_Exercise_
Copy out every line in which the string "told" occurs.

_Material for this task_
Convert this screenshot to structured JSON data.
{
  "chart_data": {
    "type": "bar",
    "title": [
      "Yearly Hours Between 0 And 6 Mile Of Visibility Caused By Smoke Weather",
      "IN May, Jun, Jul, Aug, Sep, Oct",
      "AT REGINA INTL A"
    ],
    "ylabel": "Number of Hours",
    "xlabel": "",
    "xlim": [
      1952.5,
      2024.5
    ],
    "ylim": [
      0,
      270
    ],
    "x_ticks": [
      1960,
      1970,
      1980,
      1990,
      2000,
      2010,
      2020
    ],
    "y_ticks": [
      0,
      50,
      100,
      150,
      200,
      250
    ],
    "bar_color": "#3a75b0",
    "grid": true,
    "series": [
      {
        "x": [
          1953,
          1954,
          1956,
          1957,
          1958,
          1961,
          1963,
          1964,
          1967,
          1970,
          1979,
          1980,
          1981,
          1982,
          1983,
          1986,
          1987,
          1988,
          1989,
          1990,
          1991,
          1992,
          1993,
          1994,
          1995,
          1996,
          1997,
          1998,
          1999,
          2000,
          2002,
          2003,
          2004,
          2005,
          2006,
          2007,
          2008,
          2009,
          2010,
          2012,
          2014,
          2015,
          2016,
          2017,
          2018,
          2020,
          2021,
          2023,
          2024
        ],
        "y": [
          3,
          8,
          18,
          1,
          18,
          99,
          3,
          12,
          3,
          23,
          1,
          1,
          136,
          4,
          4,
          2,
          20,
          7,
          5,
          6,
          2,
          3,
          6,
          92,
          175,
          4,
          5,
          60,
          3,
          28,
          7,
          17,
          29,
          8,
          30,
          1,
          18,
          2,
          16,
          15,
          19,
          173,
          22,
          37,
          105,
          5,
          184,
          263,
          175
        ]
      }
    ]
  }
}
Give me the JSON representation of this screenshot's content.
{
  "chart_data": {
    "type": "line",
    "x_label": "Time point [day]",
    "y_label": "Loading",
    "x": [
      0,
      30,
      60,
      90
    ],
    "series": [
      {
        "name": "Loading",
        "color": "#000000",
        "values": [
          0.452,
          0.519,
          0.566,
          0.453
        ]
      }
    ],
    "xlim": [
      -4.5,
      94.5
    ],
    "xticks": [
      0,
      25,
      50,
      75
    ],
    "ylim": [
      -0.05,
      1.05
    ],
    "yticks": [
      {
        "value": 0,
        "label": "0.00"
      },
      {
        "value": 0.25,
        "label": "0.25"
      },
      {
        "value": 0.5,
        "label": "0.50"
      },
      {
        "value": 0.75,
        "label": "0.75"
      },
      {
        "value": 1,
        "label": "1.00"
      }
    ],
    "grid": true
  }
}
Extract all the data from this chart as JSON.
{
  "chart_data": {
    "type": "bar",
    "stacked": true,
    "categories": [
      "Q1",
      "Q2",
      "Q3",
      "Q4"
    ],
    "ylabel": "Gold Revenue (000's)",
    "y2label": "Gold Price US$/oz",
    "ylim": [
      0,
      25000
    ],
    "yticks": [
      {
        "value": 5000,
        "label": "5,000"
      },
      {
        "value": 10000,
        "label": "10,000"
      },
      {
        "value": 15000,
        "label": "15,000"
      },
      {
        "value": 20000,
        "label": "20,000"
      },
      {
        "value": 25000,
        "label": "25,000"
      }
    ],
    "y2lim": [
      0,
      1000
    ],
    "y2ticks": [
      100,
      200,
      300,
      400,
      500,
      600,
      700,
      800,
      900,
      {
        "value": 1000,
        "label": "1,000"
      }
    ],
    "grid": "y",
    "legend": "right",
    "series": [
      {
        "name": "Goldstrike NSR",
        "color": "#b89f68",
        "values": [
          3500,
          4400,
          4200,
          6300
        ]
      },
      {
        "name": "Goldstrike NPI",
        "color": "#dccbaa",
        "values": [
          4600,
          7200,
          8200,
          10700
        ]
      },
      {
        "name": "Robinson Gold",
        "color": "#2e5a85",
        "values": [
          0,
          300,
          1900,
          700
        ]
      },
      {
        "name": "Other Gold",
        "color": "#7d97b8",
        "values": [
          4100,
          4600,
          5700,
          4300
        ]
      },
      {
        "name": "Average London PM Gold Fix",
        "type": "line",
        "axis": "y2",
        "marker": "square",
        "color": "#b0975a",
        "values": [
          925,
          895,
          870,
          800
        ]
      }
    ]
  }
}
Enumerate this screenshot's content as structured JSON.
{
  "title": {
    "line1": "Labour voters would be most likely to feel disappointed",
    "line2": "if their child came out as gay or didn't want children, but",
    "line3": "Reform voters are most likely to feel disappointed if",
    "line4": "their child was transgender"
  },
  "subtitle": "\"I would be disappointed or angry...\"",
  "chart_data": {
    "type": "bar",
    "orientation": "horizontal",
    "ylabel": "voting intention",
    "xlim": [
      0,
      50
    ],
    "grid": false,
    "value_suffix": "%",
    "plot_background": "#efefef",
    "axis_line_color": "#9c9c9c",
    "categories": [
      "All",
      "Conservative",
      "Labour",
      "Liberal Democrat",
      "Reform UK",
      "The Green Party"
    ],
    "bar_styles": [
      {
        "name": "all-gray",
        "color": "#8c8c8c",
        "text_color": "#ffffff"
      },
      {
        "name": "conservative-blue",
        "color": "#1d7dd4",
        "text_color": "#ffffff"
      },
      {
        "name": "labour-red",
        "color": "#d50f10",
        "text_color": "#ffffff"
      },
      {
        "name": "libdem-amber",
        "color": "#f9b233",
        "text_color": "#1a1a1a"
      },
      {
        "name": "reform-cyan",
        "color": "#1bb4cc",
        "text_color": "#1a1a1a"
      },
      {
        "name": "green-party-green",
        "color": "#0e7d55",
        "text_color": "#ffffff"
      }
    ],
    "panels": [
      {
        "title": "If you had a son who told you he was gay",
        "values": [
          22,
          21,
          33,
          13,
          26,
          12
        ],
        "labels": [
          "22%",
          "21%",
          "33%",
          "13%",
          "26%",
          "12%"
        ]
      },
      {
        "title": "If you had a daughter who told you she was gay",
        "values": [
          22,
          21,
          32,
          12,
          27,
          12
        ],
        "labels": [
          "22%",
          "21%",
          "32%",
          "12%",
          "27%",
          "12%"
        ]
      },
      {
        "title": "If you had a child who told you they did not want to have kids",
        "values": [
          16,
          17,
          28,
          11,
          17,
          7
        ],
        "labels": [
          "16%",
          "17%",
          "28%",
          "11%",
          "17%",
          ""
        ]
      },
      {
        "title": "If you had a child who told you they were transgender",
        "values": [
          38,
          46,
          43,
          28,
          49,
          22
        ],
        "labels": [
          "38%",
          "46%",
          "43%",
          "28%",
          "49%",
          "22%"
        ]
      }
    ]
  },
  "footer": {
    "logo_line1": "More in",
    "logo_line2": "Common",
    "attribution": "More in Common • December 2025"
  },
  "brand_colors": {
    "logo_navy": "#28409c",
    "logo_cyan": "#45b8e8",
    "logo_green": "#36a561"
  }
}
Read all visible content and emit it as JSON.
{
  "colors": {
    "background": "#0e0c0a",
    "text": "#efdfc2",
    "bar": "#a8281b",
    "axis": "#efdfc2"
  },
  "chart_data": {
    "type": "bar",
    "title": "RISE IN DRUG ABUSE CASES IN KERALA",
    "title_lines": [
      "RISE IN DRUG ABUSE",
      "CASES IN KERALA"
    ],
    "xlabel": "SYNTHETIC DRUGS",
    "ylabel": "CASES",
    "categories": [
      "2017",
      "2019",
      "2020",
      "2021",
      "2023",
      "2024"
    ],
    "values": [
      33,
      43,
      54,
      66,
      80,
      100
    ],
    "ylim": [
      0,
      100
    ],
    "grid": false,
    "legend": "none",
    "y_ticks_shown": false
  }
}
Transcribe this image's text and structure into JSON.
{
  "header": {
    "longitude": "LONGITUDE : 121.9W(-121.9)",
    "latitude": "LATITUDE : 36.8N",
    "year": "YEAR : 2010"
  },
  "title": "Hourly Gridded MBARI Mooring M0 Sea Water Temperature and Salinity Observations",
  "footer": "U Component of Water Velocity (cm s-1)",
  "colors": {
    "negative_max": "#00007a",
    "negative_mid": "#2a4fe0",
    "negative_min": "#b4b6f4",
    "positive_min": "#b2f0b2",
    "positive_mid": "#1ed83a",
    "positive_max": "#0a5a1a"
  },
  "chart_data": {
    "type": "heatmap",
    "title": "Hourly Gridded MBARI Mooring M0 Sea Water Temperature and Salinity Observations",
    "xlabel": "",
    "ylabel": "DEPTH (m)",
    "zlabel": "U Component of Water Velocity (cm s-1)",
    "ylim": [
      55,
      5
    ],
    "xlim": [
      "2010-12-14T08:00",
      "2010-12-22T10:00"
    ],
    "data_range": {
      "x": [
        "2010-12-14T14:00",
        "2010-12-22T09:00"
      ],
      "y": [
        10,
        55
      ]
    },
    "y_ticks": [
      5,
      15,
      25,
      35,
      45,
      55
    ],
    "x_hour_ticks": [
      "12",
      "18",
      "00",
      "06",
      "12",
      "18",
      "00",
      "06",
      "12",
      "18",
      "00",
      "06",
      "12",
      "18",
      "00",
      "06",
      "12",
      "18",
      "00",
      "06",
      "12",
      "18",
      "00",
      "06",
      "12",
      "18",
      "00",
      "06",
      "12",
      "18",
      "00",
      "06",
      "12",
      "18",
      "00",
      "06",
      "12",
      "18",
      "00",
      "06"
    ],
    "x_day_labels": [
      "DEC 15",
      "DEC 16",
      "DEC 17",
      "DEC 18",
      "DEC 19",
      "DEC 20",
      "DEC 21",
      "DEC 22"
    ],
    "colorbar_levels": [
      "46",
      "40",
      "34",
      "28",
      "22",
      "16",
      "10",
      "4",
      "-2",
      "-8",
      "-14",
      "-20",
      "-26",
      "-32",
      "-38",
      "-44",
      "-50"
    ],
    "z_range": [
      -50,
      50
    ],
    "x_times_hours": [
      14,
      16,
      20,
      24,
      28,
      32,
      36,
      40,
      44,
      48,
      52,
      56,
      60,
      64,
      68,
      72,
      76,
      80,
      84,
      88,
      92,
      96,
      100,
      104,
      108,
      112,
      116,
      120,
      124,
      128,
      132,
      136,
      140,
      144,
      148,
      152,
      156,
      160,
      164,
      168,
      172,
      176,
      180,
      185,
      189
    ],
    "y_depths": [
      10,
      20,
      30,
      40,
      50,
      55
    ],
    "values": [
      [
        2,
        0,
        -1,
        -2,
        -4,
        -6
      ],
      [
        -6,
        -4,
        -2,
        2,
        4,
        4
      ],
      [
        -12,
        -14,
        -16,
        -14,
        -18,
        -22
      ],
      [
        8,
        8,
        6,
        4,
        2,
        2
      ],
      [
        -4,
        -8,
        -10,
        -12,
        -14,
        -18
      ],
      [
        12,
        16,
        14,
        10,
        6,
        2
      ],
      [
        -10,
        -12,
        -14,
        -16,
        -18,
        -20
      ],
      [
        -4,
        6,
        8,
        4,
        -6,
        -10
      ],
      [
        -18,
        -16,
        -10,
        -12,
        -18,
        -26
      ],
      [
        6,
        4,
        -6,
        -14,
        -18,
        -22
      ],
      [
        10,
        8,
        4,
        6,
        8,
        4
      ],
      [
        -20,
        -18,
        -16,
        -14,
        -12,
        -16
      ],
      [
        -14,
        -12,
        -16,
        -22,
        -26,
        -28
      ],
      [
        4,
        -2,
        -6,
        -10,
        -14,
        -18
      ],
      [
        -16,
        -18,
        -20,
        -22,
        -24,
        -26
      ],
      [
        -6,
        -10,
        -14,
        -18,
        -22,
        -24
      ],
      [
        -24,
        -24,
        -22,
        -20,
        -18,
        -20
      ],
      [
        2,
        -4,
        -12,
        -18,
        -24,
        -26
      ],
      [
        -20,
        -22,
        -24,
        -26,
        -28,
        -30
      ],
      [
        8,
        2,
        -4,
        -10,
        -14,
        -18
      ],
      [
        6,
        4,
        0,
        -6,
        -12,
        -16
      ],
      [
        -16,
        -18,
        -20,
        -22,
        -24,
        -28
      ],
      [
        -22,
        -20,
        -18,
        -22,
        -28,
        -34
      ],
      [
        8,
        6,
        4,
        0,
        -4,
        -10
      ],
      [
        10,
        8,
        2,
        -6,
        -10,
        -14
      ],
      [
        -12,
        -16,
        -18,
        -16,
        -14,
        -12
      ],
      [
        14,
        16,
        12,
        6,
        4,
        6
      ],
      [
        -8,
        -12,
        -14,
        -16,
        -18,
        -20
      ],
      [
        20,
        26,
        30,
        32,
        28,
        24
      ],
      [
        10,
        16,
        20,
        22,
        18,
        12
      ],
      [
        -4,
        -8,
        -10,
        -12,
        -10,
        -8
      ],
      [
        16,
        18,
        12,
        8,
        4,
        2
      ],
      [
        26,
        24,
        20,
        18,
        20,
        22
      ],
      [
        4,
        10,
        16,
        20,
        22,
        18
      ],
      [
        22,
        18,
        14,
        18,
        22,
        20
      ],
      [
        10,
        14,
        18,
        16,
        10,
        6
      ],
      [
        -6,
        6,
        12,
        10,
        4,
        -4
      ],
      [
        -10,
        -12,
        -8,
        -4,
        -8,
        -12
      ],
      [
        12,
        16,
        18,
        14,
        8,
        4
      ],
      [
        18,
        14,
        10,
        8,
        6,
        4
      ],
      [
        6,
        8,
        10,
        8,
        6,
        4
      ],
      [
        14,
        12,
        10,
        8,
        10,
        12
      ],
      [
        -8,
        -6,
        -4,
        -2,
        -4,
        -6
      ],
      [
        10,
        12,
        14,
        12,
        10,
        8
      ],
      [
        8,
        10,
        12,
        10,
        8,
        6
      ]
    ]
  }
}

_Result below_
        "title": "If you had a son who told you he was gay",
        "title": "If you had a daughter who told you she was gay",
        "title": "If you had a child who told you they did not want to have kids",
        "title": "If you had a child who told you they were transgender",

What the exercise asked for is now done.